* [PROVIDED INFORMATION]:
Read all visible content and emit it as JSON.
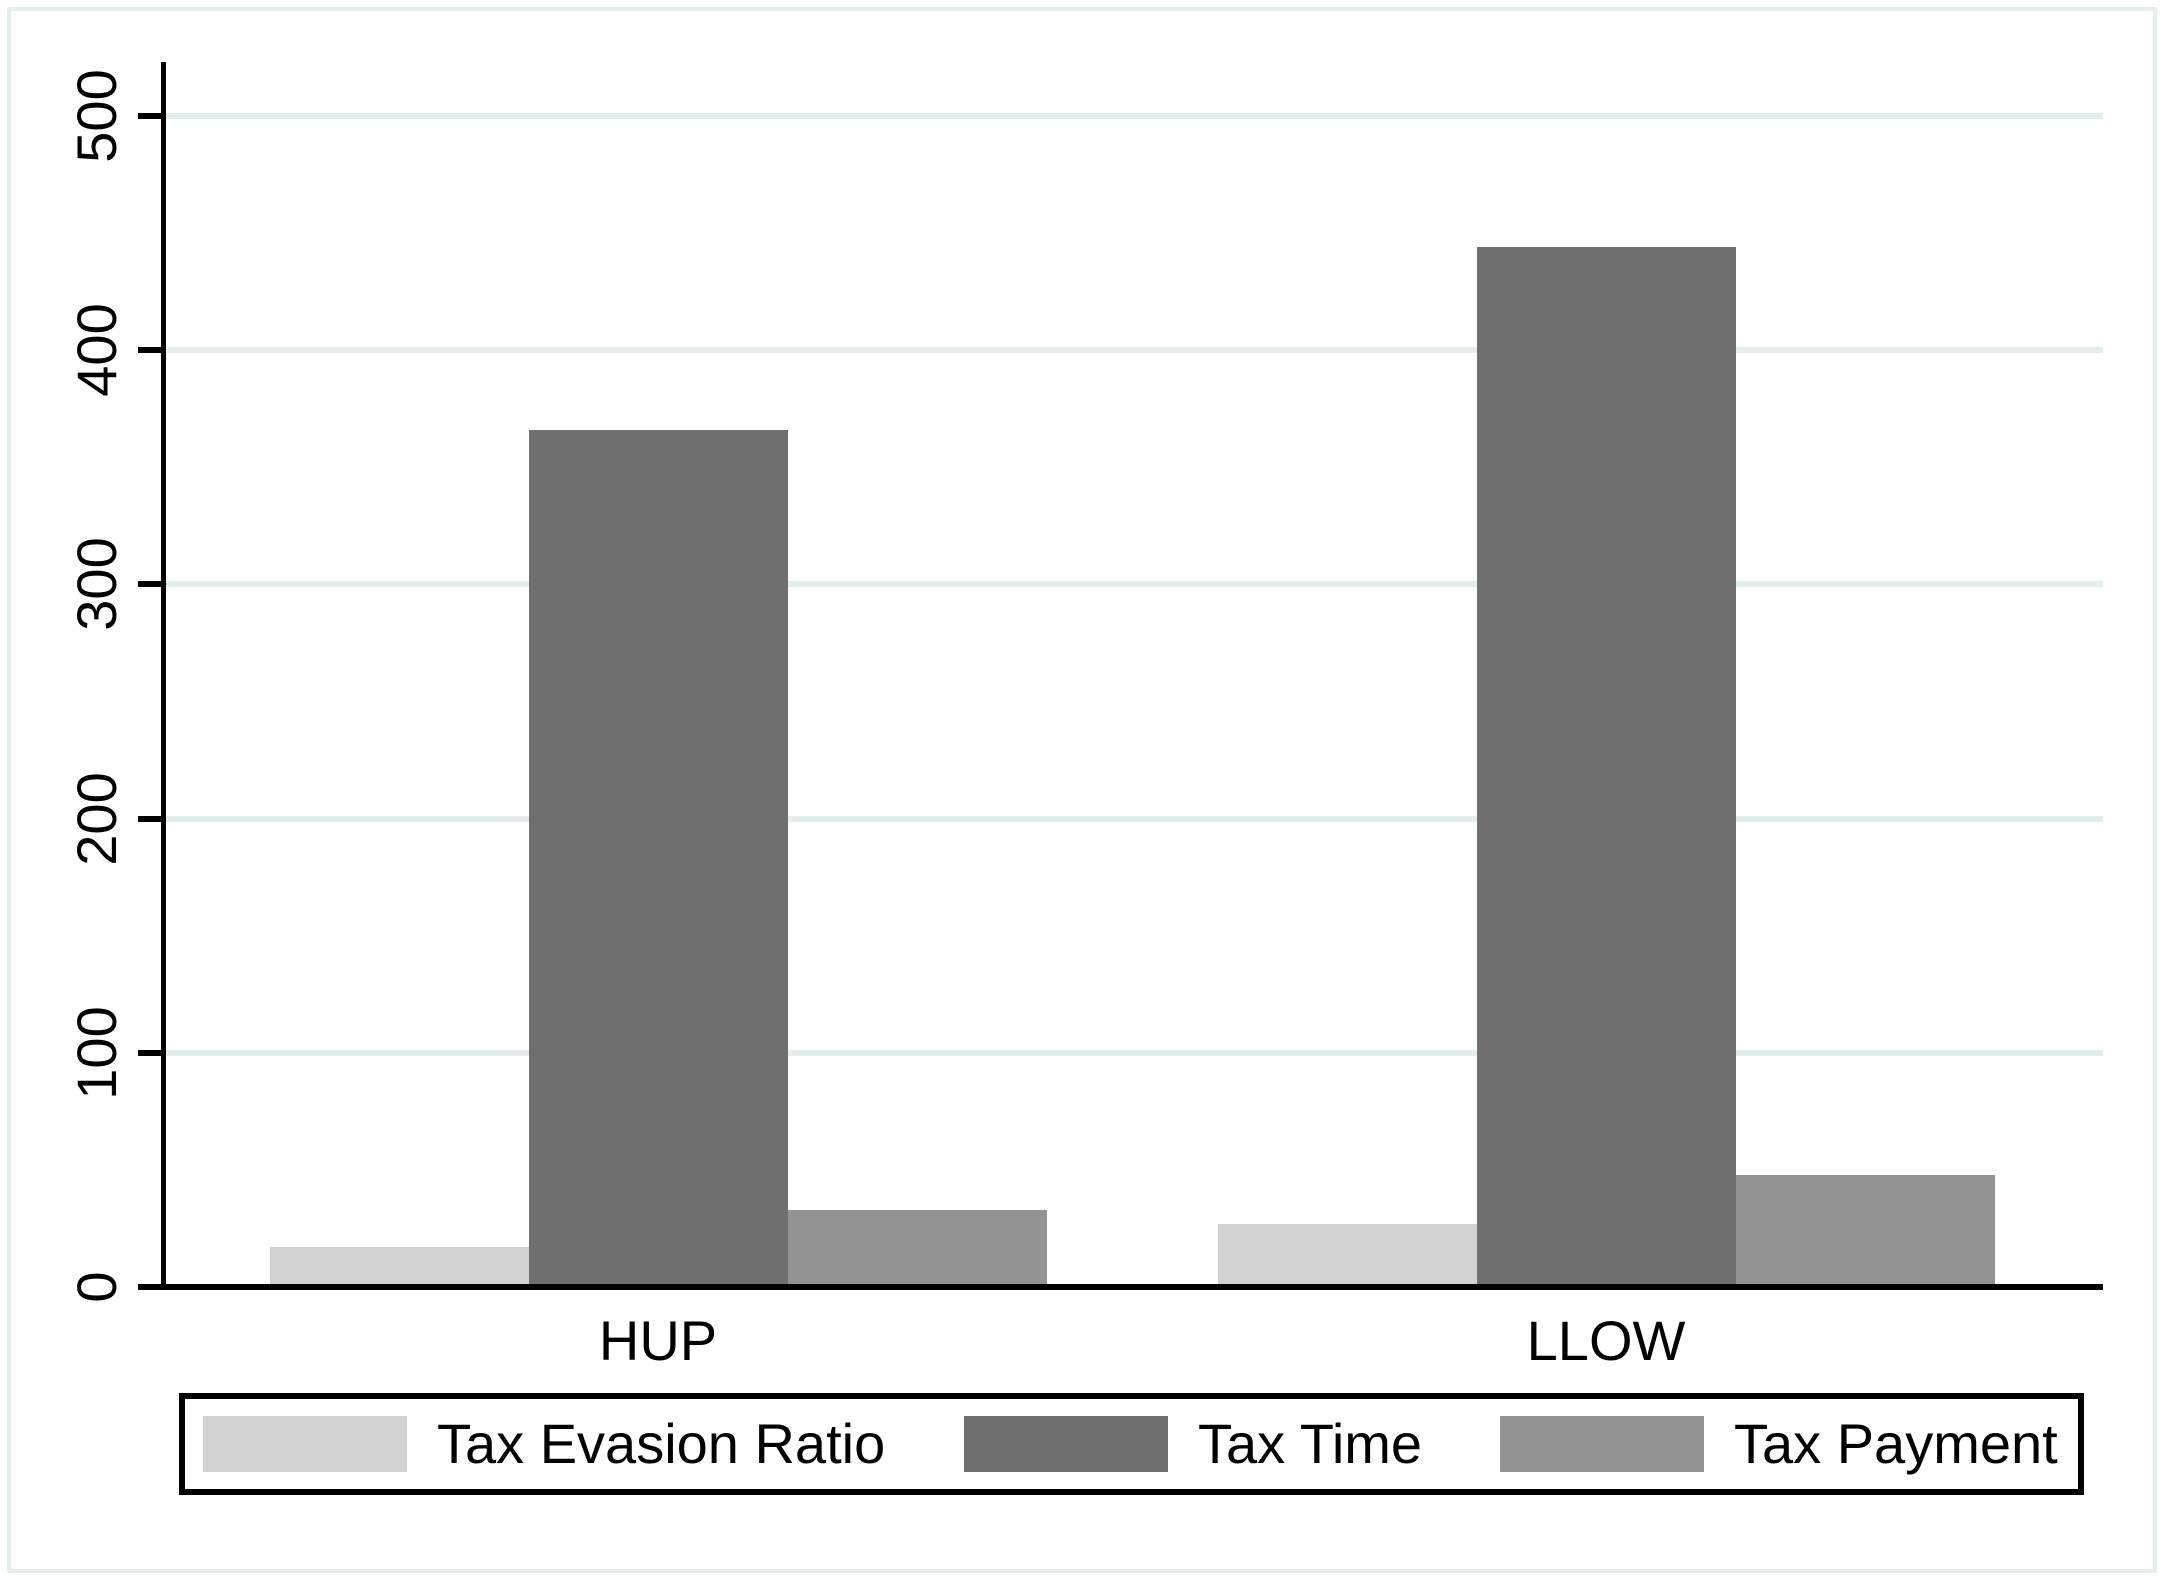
{
  "figure": {
    "background": "#ffffff",
    "frame_color": "#e3efef",
    "gridline_color": "#e3efef",
    "axis_color": "#000000",
    "text_color": "#000000"
  },
  "chart_data": {
    "type": "bar",
    "title": "",
    "xlabel": "",
    "ylabel": "",
    "categories": [
      "HUP",
      "LLOW"
    ],
    "series": [
      {
        "name": "Tax Evasion Ratio",
        "color": "#d2d2d2",
        "values": [
          17,
          27
        ]
      },
      {
        "name": "Tax Time",
        "color": "#6f6f6f",
        "values": [
          366,
          444
        ]
      },
      {
        "name": "Tax Payment",
        "color": "#939393",
        "values": [
          33,
          48
        ]
      }
    ],
    "ylim": [
      0,
      500
    ],
    "yticks": [
      0,
      100,
      200,
      300,
      400,
      500
    ],
    "grid": true,
    "legend_position": "bottom-box",
    "y_tick_label_rotation": 90
  }
}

* [DIRECTION]:
Skip every picture and transcribe the data above exactly.

* [EXERCISE RESPONSE]:
Read all visible content and emit it as JSON.
{
  "figure": {
    "background": "#ffffff",
    "frame_color": "#e3efef",
    "gridline_color": "#e3efef",
    "axis_color": "#000000",
    "text_color": "#000000"
  },
  "chart_data": {
    "type": "bar",
    "title": "",
    "xlabel": "",
    "ylabel": "",
    "categories": [
      "HUP",
      "LLOW"
    ],
    "series": [
      {
        "name": "Tax Evasion Ratio",
        "color": "#d2d2d2",
        "values": [
          17,
          27
        ]
      },
      {
        "name": "Tax Time",
        "color": "#6f6f6f",
        "values": [
          366,
          444
        ]
      },
      {
        "name": "Tax Payment",
        "color": "#939393",
        "values": [
          33,
          48
        ]
      }
    ],
    "ylim": [
      0,
      500
    ],
    "yticks": [
      0,
      100,
      200,
      300,
      400,
      500
    ],
    "grid": true,
    "legend_position": "bottom-box",
    "y_tick_label_rotation": 90
  }
}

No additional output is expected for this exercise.